(EXERCISE TEXT)

If you haven’t read enough about Tiger on the Mac, then you’ve been traveling abroad for awhile. As in another galaxy. Apple even got sued for using the name “Tiger.”
Apple released Mac OS X Tiger barely three weeks ago. The hype was accurate. Tiger is excellent. Most media pundits agree (though I worry a bit when so many agree with my perspective; I must be doing something wrong).
Generally speaking, Tiger is faster, stable, offers plenty of eye candy, and a few built-in features that will alter the Mac landscape over the next couple of years.
Problems With Tiger
There’s a few here and there, though not much. The spinning beach ball shows up on some Spotlight searches. Clicking “New” to compose a new message in Tiger Mail results in a very long pause before the document opens.
Some Mac users have complained about a few applications that worked fine on Panther won’t work on Tiger. Most developers have updated their applications for Tiger.
The mainstream media has gone ga-ga over Tiger, though a few exceptions exist. One Windows apologist says everything that can be done in Tiger can also be done in Windows 2000. Click Here for an exercise in ridiculous writing.
Apple is not resting on laurels and Tiger 10.4.1 has already been released to fix a few bugs here and there.
What do I like about Tiger so far?
Surprisingly, Spotlight search has become a favorite. For pure eye candy, Dashboard widgets are a treat.
What’s your favorite widget? My favorites include Sloth Cam, Weather, iCal Events, and Countdown Calendar. There’s also PackageTracker, and the combo Google/Yahoo search bar.
There’s nearly two hundred “widgets” available from the Apple web site and other sites devoted to widgets. There’ll be more.
The biggest surprise in Tiger?
It’s the RSS implementation in Safari. If you’ve read me before, you know I love RSS. There’s no faster way on a Mac (or PC) to get news headlines and summaries.
I love NewsFire and NetNewsWire. Both are full featured and excellent at gathering news via RSS feeds. Safari’s RSS, though with many fewer features, gets used because it’s built in to Safari.

(PROVIDED DATA)
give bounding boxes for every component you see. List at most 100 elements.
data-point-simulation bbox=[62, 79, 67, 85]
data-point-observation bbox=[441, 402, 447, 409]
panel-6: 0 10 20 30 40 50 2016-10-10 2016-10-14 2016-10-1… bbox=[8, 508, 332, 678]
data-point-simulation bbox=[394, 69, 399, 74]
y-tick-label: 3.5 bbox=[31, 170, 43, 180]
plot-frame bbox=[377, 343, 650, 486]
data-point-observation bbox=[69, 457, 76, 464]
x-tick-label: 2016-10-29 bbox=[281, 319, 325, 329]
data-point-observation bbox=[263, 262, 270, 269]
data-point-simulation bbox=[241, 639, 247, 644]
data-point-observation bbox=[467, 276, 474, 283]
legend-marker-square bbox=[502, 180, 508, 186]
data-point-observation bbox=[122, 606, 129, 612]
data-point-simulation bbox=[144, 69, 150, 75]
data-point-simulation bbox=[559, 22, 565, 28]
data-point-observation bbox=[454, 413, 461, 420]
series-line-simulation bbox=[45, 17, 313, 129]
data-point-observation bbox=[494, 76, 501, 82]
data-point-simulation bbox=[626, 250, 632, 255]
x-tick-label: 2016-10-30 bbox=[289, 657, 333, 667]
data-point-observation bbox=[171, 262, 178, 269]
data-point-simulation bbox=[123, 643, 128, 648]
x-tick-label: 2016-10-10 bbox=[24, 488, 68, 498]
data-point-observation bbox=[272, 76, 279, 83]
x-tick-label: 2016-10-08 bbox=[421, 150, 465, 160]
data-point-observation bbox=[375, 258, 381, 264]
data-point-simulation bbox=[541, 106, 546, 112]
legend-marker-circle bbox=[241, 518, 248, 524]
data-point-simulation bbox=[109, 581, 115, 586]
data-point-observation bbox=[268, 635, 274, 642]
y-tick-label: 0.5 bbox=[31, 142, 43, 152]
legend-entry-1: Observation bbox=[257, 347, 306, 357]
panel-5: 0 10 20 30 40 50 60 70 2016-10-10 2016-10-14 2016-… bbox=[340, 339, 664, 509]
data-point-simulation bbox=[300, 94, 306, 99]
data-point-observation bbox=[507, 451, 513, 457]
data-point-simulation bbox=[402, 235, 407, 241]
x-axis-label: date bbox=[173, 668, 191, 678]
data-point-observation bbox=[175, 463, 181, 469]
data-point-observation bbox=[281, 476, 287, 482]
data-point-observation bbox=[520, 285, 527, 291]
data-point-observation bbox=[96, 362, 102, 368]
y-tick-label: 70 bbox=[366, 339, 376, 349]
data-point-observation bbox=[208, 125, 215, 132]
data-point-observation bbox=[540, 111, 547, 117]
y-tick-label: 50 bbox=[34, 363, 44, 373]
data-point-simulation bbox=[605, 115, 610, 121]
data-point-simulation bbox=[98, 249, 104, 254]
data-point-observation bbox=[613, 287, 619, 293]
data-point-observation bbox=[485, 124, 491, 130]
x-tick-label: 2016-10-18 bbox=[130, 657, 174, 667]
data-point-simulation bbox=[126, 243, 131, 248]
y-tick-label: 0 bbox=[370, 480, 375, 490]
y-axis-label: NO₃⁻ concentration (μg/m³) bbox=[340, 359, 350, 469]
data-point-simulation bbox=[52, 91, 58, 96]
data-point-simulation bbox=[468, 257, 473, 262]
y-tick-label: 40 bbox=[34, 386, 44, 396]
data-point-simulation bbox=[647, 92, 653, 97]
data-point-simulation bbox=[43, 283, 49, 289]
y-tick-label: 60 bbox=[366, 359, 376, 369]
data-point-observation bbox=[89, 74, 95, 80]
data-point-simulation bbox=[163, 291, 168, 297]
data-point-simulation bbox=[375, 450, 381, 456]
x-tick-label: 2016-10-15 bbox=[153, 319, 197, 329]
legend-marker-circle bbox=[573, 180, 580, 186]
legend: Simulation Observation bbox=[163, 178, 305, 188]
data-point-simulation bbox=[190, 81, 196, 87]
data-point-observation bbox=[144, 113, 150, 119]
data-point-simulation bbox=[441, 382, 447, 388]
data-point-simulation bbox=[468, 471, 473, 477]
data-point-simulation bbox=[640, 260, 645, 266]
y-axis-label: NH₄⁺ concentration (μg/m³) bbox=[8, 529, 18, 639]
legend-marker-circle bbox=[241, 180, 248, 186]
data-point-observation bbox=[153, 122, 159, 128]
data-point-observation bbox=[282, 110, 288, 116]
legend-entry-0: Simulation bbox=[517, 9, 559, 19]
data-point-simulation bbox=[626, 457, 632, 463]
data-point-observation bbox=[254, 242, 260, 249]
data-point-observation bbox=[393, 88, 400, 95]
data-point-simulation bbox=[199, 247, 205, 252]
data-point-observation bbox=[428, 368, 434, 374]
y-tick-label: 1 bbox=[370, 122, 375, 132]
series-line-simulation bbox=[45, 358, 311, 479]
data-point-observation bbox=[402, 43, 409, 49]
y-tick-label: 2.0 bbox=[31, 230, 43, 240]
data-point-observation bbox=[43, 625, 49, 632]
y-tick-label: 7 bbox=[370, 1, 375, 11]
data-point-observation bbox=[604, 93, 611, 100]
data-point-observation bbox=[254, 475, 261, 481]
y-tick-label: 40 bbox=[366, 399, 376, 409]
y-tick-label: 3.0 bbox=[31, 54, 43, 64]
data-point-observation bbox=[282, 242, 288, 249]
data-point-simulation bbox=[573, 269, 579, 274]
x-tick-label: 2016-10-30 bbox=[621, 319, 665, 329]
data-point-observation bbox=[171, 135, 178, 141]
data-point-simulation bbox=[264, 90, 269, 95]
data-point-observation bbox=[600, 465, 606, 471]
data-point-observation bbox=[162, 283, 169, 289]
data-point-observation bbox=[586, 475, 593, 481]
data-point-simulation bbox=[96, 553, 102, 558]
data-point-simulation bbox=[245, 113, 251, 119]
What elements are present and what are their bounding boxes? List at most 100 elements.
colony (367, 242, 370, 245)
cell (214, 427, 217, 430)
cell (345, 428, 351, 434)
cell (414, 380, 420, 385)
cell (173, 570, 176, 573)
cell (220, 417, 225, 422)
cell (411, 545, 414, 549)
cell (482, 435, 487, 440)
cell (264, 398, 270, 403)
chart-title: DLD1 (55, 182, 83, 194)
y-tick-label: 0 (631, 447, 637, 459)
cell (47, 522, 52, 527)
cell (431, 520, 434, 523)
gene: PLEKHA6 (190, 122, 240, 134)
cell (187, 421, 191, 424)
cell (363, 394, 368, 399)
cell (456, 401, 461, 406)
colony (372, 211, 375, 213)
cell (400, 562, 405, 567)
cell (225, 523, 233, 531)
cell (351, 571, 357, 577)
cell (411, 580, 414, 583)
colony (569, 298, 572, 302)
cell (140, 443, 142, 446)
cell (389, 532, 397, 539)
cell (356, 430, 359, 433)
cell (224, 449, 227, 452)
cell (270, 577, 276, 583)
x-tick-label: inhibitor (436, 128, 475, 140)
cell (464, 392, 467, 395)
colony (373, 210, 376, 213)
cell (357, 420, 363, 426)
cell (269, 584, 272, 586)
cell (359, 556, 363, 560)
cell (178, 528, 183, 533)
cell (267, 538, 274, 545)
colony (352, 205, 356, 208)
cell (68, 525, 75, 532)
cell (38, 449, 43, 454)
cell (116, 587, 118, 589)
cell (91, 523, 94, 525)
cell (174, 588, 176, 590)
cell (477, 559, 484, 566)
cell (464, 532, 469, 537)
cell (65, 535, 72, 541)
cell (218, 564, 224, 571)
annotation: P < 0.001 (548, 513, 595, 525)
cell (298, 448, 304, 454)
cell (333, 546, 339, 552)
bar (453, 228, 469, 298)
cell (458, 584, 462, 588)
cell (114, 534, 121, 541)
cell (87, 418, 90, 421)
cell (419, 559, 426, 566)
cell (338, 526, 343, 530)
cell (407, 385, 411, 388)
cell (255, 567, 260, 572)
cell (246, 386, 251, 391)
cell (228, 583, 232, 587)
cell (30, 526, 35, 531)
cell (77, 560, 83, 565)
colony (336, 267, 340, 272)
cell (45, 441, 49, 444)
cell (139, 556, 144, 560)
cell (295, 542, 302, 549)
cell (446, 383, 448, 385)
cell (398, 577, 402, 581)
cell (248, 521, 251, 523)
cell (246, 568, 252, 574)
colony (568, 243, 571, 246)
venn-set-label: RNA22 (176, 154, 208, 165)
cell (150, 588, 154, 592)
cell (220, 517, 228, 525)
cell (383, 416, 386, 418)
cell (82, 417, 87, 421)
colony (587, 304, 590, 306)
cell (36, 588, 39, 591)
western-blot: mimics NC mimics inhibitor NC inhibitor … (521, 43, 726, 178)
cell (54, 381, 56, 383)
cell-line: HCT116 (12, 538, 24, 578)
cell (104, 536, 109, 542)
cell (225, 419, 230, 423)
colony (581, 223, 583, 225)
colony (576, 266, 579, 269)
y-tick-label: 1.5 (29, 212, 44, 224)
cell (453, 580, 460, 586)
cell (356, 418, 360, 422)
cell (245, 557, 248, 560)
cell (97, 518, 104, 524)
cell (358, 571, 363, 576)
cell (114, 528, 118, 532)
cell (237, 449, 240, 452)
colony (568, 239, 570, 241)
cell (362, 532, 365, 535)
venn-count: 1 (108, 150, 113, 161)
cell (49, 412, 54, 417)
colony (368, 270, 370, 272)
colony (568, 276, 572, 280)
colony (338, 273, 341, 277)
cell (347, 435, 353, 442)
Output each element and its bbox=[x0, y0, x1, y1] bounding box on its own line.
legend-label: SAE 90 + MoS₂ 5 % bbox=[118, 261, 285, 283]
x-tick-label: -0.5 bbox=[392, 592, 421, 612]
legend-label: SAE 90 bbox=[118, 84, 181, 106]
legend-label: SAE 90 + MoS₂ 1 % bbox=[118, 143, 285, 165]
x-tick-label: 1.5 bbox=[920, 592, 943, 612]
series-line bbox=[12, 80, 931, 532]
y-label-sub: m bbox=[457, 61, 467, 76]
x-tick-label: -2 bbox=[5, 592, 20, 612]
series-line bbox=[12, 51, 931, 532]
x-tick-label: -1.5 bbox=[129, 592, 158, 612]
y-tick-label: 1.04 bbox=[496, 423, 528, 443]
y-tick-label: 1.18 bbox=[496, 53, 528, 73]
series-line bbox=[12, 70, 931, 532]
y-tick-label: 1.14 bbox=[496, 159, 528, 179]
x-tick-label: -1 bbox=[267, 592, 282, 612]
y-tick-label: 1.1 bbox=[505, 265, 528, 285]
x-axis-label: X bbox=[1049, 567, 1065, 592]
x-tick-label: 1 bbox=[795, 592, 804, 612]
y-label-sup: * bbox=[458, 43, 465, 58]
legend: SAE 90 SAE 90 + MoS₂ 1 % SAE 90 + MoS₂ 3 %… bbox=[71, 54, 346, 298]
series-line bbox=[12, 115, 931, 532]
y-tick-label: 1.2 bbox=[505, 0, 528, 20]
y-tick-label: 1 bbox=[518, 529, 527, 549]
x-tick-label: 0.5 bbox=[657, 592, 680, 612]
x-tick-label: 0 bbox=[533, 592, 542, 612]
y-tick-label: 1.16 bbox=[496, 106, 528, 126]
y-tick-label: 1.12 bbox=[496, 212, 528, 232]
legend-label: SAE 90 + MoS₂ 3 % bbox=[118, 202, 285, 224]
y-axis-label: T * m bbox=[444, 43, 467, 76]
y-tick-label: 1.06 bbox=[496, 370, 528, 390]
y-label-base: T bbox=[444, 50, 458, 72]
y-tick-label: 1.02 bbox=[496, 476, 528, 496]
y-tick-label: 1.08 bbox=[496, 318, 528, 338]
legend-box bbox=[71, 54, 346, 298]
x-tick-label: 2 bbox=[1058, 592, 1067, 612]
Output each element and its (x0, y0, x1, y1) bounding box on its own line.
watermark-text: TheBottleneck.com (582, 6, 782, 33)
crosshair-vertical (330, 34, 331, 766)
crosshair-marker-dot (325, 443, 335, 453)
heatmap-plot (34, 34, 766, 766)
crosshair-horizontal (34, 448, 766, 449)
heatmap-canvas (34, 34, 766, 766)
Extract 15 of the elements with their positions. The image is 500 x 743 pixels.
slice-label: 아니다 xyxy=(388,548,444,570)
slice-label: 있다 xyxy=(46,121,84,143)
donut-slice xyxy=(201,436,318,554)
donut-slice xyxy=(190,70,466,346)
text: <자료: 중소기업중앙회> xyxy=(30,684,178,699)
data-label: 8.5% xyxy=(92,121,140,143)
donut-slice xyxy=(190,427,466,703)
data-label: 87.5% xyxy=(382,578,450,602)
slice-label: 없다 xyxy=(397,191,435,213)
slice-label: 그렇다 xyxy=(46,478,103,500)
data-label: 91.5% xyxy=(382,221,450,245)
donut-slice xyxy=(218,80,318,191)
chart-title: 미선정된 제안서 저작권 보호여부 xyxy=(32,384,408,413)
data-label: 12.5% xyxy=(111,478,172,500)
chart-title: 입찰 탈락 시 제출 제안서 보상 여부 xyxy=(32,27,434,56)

(WHAT NEEDS TO BE DONE) Can you return, word for word, the portion of the Mac OS X Tiger text that opens with the words containing "What’s your favorite" and closes with "There’ll be more."?

(EXERCISE OUTPUT)
What’s your favorite widget? My favorites include Sloth Cam, Weather, iCal Events, and Countdown Calendar. There’s also PackageTracker, and the combo Google/Yahoo search bar.
There’s nearly two hundred “widgets” available from the Apple web site and other sites devoted to widgets. There’ll be more.